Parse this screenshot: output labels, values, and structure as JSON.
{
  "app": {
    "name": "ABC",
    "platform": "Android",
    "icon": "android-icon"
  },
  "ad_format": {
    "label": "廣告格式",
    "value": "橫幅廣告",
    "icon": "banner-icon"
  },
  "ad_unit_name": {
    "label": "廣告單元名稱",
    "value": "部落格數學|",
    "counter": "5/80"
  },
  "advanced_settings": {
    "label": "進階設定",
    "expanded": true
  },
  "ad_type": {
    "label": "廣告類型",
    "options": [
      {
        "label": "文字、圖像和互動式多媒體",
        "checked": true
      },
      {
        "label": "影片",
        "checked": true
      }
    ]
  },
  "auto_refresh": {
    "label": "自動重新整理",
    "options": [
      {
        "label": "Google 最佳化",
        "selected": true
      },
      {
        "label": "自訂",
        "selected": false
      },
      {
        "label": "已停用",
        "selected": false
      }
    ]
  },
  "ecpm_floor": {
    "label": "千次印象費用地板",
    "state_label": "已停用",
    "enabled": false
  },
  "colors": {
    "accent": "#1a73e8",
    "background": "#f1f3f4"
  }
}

========================================

TASK GOAL >> Pull out every line containing "true".

WRITTEN RESPONSE >>
    "expanded": true
        "checked": true
        "checked": true
        "selected": true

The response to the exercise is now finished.